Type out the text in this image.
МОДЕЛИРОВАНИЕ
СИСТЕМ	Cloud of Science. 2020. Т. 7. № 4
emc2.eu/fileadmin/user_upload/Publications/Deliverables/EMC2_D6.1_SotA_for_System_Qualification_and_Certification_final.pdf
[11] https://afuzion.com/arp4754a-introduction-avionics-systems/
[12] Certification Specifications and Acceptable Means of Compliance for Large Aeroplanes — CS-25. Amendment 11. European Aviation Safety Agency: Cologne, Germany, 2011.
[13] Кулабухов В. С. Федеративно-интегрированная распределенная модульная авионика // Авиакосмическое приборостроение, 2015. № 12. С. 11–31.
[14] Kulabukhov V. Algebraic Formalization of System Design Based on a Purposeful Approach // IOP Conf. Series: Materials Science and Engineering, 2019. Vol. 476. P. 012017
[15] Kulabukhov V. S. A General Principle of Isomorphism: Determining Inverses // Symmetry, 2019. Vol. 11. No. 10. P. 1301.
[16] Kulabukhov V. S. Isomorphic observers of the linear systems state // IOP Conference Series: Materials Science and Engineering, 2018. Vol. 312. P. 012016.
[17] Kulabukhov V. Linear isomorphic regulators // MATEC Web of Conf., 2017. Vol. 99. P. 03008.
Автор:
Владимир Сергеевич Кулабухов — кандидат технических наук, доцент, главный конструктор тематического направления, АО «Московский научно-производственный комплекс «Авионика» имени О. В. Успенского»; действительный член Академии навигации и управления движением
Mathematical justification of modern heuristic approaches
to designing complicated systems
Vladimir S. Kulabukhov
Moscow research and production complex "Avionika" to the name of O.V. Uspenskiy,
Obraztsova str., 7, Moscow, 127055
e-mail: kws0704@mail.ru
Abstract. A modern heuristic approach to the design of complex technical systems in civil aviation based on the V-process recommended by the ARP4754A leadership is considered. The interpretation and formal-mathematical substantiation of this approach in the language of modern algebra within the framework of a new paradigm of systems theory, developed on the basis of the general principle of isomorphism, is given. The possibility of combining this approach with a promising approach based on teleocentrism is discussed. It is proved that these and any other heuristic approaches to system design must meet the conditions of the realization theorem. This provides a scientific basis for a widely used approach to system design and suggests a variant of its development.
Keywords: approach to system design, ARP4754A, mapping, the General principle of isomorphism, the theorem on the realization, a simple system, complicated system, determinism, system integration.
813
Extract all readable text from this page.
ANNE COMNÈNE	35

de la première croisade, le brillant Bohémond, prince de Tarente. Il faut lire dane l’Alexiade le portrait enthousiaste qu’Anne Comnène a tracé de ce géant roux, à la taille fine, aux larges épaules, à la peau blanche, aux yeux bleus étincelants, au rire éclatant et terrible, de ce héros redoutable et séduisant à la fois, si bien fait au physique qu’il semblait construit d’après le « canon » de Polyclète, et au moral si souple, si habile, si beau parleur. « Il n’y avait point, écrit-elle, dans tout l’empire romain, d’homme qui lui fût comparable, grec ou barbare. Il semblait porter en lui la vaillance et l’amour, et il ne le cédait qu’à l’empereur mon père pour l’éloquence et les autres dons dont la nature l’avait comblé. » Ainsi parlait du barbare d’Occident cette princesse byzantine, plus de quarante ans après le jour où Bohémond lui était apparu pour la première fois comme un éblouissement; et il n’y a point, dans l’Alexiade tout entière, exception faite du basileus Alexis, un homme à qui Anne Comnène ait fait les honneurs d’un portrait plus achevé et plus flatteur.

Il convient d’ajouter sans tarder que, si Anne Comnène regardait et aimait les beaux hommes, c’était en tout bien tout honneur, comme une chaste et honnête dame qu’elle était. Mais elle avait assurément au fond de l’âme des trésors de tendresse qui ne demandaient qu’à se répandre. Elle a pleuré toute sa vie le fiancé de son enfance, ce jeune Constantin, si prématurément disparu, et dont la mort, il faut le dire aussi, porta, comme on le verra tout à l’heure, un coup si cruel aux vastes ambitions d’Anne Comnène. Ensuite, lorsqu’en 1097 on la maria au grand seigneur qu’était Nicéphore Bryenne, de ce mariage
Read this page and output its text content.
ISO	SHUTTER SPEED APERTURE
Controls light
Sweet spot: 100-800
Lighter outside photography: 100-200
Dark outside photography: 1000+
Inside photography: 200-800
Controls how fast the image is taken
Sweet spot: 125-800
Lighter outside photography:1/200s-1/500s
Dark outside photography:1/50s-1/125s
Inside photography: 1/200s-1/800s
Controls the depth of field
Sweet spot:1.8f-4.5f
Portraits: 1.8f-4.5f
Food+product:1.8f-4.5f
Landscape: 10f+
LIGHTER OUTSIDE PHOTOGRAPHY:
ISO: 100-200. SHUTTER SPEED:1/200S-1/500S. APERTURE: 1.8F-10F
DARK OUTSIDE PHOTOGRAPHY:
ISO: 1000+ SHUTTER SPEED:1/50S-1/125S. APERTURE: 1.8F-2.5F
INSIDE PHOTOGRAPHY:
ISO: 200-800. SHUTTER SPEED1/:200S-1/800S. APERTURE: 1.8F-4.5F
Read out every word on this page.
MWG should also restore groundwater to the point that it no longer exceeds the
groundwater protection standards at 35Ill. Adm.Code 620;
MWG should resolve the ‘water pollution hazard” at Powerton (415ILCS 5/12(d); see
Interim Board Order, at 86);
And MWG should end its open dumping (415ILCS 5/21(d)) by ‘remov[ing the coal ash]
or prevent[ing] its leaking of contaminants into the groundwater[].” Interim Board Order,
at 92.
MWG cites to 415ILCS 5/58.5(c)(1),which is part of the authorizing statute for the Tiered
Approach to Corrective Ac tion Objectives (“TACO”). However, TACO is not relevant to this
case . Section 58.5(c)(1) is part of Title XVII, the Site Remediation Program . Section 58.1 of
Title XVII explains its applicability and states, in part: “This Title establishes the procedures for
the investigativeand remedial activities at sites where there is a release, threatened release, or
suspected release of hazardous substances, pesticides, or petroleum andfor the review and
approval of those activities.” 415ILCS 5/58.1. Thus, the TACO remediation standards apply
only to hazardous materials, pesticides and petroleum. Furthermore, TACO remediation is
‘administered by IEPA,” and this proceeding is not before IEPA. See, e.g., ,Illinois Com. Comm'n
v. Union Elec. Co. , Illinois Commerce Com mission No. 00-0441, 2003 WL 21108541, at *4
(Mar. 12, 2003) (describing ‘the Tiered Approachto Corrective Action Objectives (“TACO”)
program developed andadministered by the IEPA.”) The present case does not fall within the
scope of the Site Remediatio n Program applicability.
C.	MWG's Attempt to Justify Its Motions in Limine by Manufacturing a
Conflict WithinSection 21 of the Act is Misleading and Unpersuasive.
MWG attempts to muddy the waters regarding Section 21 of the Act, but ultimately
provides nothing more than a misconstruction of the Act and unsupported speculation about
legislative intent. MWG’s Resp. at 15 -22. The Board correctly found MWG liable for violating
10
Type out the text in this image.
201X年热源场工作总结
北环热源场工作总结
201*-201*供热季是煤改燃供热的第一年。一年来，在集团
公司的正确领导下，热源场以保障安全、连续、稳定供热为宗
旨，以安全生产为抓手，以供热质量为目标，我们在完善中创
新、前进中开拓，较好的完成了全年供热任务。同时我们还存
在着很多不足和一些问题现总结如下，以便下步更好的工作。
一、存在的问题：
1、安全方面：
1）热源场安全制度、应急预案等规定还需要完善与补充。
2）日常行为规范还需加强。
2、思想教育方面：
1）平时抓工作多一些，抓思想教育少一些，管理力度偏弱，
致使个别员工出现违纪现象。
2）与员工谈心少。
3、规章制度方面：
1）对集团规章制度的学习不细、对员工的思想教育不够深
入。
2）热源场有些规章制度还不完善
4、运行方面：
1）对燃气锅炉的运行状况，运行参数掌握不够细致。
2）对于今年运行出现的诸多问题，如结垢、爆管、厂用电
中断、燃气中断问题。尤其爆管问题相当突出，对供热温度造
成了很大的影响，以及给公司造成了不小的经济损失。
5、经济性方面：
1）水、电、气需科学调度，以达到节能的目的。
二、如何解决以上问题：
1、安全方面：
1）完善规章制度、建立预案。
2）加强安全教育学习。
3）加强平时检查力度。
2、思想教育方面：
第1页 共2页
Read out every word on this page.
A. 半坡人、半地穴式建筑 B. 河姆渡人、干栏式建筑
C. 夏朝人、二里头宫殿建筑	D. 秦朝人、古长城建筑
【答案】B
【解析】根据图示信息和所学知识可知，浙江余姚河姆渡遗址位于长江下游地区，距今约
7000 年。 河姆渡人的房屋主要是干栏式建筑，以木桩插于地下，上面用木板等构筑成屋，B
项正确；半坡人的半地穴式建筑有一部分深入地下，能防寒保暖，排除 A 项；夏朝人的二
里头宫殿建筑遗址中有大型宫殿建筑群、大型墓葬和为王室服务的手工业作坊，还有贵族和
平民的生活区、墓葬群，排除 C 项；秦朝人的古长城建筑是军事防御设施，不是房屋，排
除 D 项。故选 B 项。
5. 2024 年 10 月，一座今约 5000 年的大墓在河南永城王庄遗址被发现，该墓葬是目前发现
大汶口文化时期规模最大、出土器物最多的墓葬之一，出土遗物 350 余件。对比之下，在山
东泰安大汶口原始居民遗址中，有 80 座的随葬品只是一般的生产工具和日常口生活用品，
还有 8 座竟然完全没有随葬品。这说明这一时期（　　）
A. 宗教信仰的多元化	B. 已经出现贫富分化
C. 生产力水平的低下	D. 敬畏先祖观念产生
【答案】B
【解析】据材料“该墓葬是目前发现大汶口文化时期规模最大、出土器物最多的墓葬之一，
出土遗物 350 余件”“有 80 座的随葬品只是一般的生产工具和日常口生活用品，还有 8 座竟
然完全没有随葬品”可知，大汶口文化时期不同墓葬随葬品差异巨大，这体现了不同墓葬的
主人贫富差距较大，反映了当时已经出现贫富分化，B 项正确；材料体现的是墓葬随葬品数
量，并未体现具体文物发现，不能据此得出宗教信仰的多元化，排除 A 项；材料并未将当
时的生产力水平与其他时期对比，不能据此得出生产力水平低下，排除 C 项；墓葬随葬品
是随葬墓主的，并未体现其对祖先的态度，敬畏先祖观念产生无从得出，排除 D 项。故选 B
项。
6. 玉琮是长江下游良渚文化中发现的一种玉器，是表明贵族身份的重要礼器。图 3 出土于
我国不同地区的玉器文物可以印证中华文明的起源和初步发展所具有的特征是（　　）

•••••

» **WORK REQUIRED**: Using the records above, find and show each line with the string "petroleum".

» **CORRECT OUTPUT**:
suspected release of hazardous substances, pesticides, or petroleum andfor the review and
only to hazardous materials, pesticides and petroleum. Furthermore, TACO remediation is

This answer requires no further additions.